## Start Input for this task

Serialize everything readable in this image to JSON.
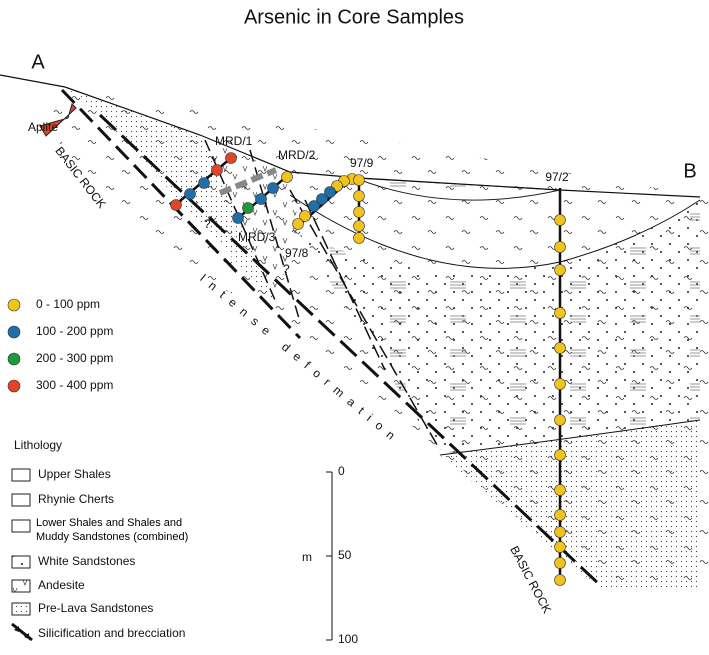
{
  "title": "Arsenic in Core Samples",
  "section": {
    "end_labels": [
      "A",
      "B"
    ],
    "aplite": "Aplite",
    "basic_rock": [
      "BASIC ROCK",
      "BASIC ROCK"
    ],
    "deformation": "Intense deformation",
    "queries": [
      "?",
      "?"
    ]
  },
  "boreholes": [
    {
      "name": "MRD/1"
    },
    {
      "name": "MRD/2"
    },
    {
      "name": "MRD/3"
    },
    {
      "name": "97/8"
    },
    {
      "name": "97/9"
    },
    {
      "name": "97/2"
    }
  ],
  "legend": {
    "arsenic": [
      {
        "label": "0 - 100 ppm",
        "color": "#f2c31c"
      },
      {
        "label": "100 - 200 ppm",
        "color": "#1f6fa8"
      },
      {
        "label": "200 - 300 ppm",
        "color": "#1e9a3c"
      },
      {
        "label": "300 - 400 ppm",
        "color": "#e0452a"
      }
    ],
    "lithology": {
      "title": "Lithology",
      "items": [
        "Upper Shales",
        "Rhynie Cherts",
        "Lower Shales and Shales and Muddy Sandstones (combined)",
        "White Sandstones",
        "Andesite",
        "Pre-Lava Sandstones",
        "Silicification and brecciation"
      ]
    }
  },
  "scale": {
    "unit": "m",
    "lim": [
      0,
      100
    ],
    "ticks": [
      0,
      50,
      100
    ]
  }
}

## End Input for this task

### Work instructions
Check each line above for the word "name" and say how many have it, with nothing else.

### Solution to this task
6